**What the exercise asks**
Pull out every line of the listing below where "December" appears.

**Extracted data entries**
============================================================

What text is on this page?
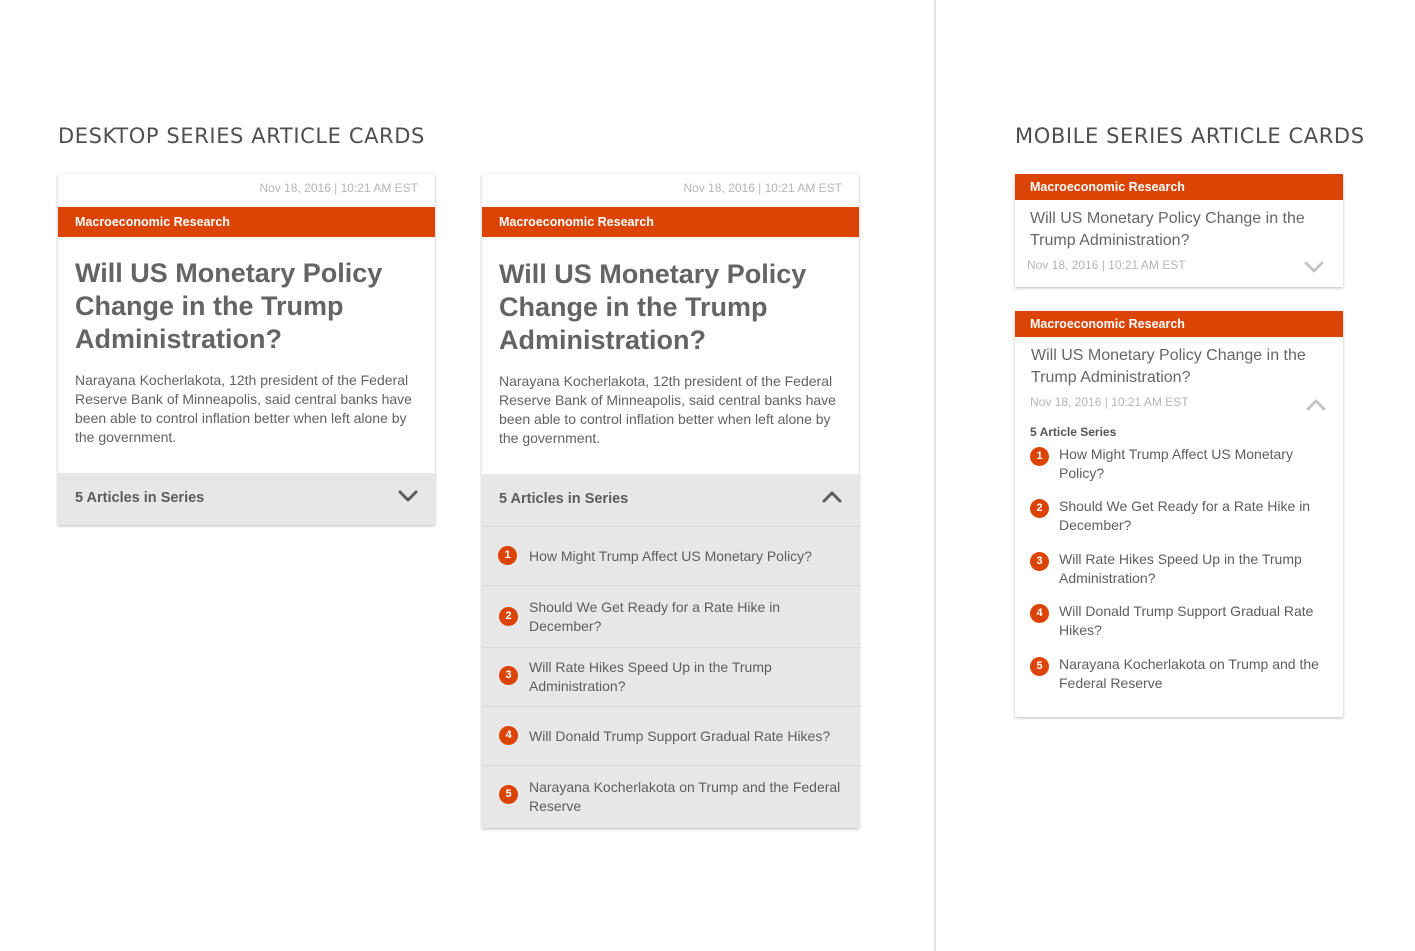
DESKTOP SERIES ARTICLE CARDS	MOBILE SERIES ARTICLE CARDS
Nov 18, 2016 | 10:21 AM EST
Macroeconomic Research
Will US Monetary Policy Change in the Trump Administration?
Narayana Kocherlakota, 12th president of the Federal Reserve Bank of Minneapolis, said central banks have been able to control inflation better when left alone by the government.
5 Articles in Series
Nov 18, 2016 | 10:21 AM EST
Macroeconomic Research
Will US Monetary Policy Change in the Trump Administration?
Narayana Kocherlakota, 12th president of the Federal Reserve Bank of Minneapolis, said central banks have been able to control inflation better when left alone by the government.
5 Articles in Series
1	How Might Trump Affect US Monetary Policy?
2
Should We Get Ready for a Rate Hike in December?
3	Will Rate Hikes Speed Up in the Trump Administration?
4	Will Donald Trump Support Gradual Rate Hikes?
5	Narayana Kocherlakota on Trump and the Federal Reserve
Macroeconomic Research
Will US Monetary Policy Change in the Trump Administration?
Nov 18, 2016 | 10:21 AM EST
Macroeconomic Research
Will US Monetary Policy Change in the Trump Administration?
Nov 18, 2016 | 10:21 AM EST
5 Article Series
1	How Might Trump Affect US Monetary Policy?
2	Should We Get Ready for a Rate Hike in December?
3	Will Rate Hikes Speed Up in the Trump Administration?
4	Will Donald Trump Support Gradual Rate Hikes?
5	Narayana Kocherlakota on Trump and the Federal Reserve
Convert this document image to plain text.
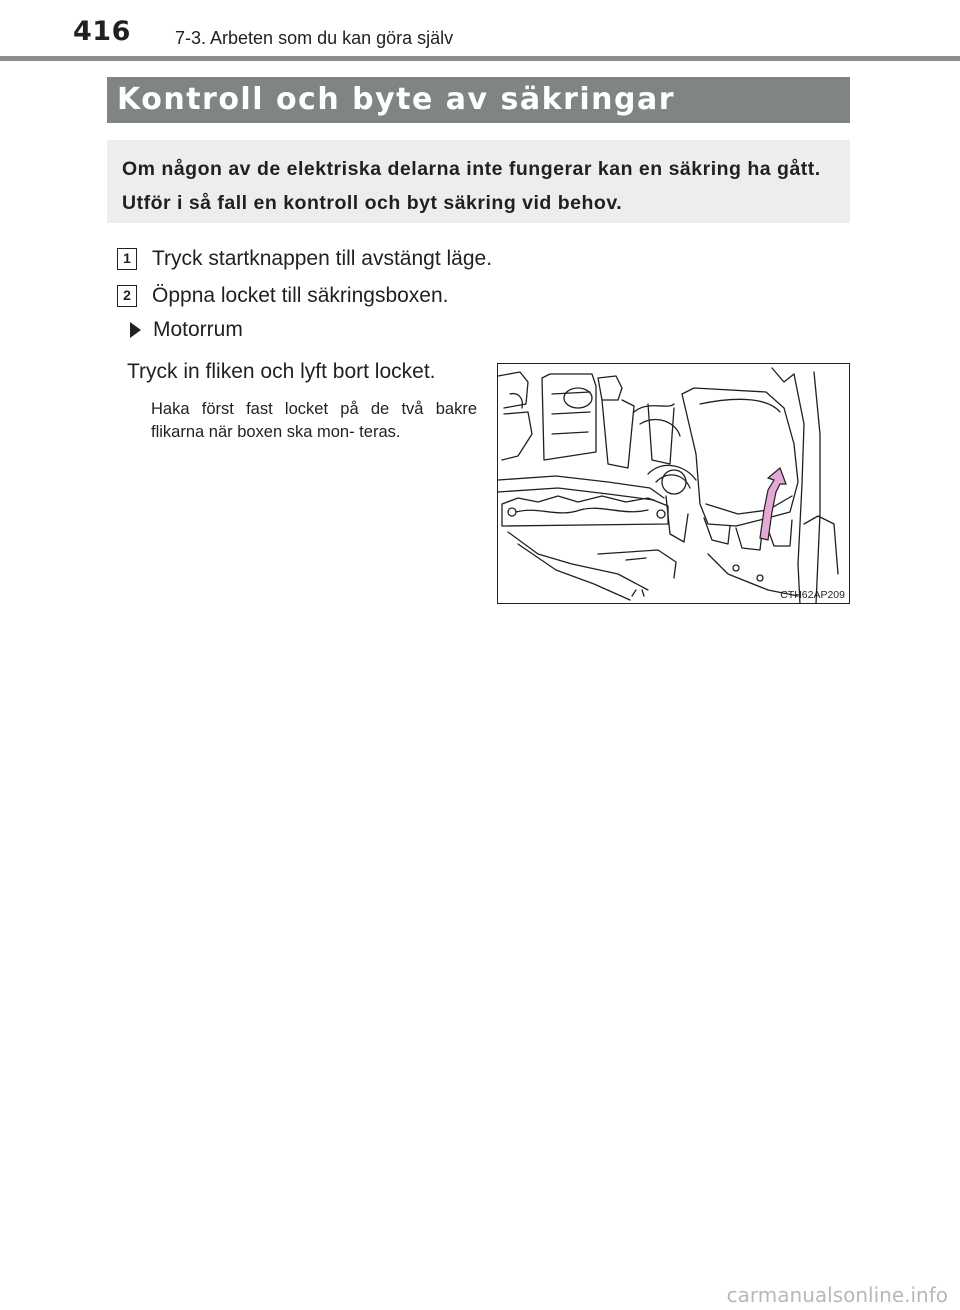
416 7-3. Arbeten som du kan göra själv
Kontroll och byte av säkringar

Om någon av de elektriska delarna inte fungerar kan en säkring ha gått. Utför i så fall en kontroll och byt säkring vid behov.

1 Tryck startknappen till avstängt läge.
2 Öppna locket till säkringsboxen.
Motorrum
Tryck in fliken och lyft bort locket.
Haka först fast locket på de två bakre flikarna när boxen ska mon- teras.
CTH62AP209
carmanualsonline.info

============================================================

**Output below**
Should We Get Ready for a Rate Hike in December?
2	Should We Get Ready for a Rate Hike in December?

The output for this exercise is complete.